--- Begin Raw data ---
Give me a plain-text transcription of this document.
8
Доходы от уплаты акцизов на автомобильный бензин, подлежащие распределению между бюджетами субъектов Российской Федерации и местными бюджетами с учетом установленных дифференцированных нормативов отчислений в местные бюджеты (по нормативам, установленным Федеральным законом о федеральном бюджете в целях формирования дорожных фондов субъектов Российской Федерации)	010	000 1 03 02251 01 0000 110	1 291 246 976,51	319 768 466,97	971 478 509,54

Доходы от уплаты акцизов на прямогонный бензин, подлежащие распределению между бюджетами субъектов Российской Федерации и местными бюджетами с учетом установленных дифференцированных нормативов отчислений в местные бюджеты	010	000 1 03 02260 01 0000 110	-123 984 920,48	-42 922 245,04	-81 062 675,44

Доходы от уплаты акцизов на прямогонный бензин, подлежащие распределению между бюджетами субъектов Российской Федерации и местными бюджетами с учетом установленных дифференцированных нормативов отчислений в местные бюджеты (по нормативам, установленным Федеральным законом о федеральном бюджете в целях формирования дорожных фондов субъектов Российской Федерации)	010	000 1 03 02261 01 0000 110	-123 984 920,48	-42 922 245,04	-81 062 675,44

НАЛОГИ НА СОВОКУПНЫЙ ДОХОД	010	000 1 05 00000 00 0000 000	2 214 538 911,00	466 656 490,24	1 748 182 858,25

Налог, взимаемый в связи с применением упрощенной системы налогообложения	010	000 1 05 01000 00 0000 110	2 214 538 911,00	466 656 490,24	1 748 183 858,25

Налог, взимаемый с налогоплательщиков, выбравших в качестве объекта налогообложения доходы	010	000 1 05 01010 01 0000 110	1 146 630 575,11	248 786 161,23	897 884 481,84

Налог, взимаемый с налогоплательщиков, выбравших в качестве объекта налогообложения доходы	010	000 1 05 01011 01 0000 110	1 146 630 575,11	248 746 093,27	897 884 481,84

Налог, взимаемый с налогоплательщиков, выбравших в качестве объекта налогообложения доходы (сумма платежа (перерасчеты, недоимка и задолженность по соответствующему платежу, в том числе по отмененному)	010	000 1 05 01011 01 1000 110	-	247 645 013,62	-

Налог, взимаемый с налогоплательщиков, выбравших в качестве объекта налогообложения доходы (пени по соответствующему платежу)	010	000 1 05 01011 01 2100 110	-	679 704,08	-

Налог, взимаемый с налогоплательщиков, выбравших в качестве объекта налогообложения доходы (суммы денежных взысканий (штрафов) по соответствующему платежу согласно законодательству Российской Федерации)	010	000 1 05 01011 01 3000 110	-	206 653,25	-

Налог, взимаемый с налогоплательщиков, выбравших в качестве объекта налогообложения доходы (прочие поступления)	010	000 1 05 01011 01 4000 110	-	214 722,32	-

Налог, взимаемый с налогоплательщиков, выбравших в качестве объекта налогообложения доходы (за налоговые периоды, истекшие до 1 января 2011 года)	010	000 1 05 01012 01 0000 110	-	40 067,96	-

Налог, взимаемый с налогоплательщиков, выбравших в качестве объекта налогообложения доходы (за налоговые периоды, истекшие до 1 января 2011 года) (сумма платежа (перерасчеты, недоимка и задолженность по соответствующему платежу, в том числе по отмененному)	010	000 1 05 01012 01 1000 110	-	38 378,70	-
--- End Raw data ---
Write out every record, exactly as written.

Give me a plain-text transcription of this document.
8
Доходы от уплаты акцизов на автомобильный бензин, подлежащие распределению между бюджетами субъектов Российской Федерации и местными бюджетами с учетом установленных дифференцированных нормативов отчислений в местные бюджеты (по нормативам, установленным Федеральным законом о федеральном бюджете в целях формирования дорожных фондов субъектов Российской Федерации)	010	000 1 03 02251 01 0000 110	1 291 246 976,51	319 768 466,97	971 478 509,54

Доходы от уплаты акцизов на прямогонный бензин, подлежащие распределению между бюджетами субъектов Российской Федерации и местными бюджетами с учетом установленных дифференцированных нормативов отчислений в местные бюджеты	010	000 1 03 02260 01 0000 110	-123 984 920,48	-42 922 245,04	-81 062 675,44

Доходы от уплаты акцизов на прямогонный бензин, подлежащие распределению между бюджетами субъектов Российской Федерации и местными бюджетами с учетом установленных дифференцированных нормативов отчислений в местные бюджеты (по нормативам, установленным Федеральным законом о федеральном бюджете в целях формирования дорожных фондов субъектов Российской Федерации)	010	000 1 03 02261 01 0000 110	-123 984 920,48	-42 922 245,04	-81 062 675,44

НАЛОГИ НА СОВОКУПНЫЙ ДОХОД	010	000 1 05 00000 00 0000 000	2 214 538 911,00	466 656 490,24	1 748 182 858,25

Налог, взимаемый в связи с применением упрощенной системы налогообложения	010	000 1 05 01000 00 0000 110	2 214 538 911,00	466 656 490,24	1 748 183 858,25

Налог, взимаемый с налогоплательщиков, выбравших в качестве объекта налогообложения доходы	010	000 1 05 01010 01 0000 110	1 146 630 575,11	248 786 161,23	897 884 481,84

Налог, взимаемый с налогоплательщиков, выбравших в качестве объекта налогообложения доходы	010	000 1 05 01011 01 0000 110	1 146 630 575,11	248 746 093,27	897 884 481,84

Налог, взимаемый с налогоплательщиков, выбравших в качестве объекта налогообложения доходы (сумма платежа (перерасчеты, недоимка и задолженность по соответствующему платежу, в том числе по отмененному)	010	000 1 05 01011 01 1000 110	-	247 645 013,62	-

Налог, взимаемый с налогоплательщиков, выбравших в качестве объекта налогообложения доходы (пени по соответствующему платежу)	010	000 1 05 01011 01 2100 110	-	679 704,08	-

Налог, взимаемый с налогоплательщиков, выбравших в качестве объекта налогообложения доходы (суммы денежных взысканий (штрафов) по соответствующему платежу согласно законодательству Российской Федерации)	010	000 1 05 01011 01 3000 110	-	206 653,25	-

Налог, взимаемый с налогоплательщиков, выбравших в качестве объекта налогообложения доходы (прочие поступления)	010	000 1 05 01011 01 4000 110	-	214 722,32	-

Налог, взимаемый с налогоплательщиков, выбравших в качестве объекта налогообложения доходы (за налоговые периоды, истекшие до 1 января 2011 года)	010	000 1 05 01012 01 0000 110	-	40 067,96	-

Налог, взимаемый с налогоплательщиков, выбравших в качестве объекта налогообложения доходы (за налоговые периоды, истекшие до 1 января 2011 года) (сумма платежа (перерасчеты, недоимка и задолженность по соответствующему платежу, в том числе по отмененному)	010	000 1 05 01012 01 1000 110	-	38 378,70	-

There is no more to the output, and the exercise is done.